# WRITTEN PROBLEM:
Count how many lines have the word "from" in them. Reply with that number by itself.

# Data entries for graphics:
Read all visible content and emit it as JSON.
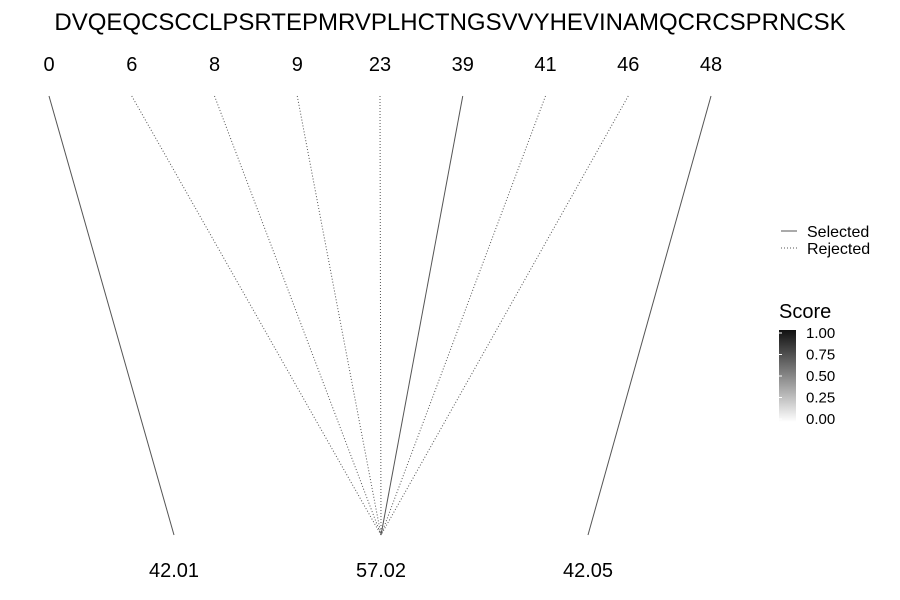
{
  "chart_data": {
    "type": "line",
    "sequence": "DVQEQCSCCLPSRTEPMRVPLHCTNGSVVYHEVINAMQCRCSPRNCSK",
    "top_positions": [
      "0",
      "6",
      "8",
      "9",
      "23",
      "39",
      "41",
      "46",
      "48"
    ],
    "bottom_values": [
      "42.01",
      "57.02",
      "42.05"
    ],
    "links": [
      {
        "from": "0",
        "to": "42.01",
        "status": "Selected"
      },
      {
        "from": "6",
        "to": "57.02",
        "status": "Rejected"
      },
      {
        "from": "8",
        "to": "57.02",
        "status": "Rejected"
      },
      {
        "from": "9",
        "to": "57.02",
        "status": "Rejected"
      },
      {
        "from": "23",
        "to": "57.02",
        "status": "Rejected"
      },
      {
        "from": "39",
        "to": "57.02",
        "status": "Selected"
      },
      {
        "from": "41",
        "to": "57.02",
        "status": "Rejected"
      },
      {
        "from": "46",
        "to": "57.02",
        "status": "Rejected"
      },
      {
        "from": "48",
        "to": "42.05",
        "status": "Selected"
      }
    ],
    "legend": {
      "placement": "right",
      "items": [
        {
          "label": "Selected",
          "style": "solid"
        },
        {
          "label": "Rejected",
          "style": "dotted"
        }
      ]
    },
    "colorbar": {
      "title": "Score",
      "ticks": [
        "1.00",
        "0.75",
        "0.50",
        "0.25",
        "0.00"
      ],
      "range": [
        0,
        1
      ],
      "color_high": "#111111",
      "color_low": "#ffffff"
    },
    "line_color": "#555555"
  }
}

# RESPONSE BELOW:
9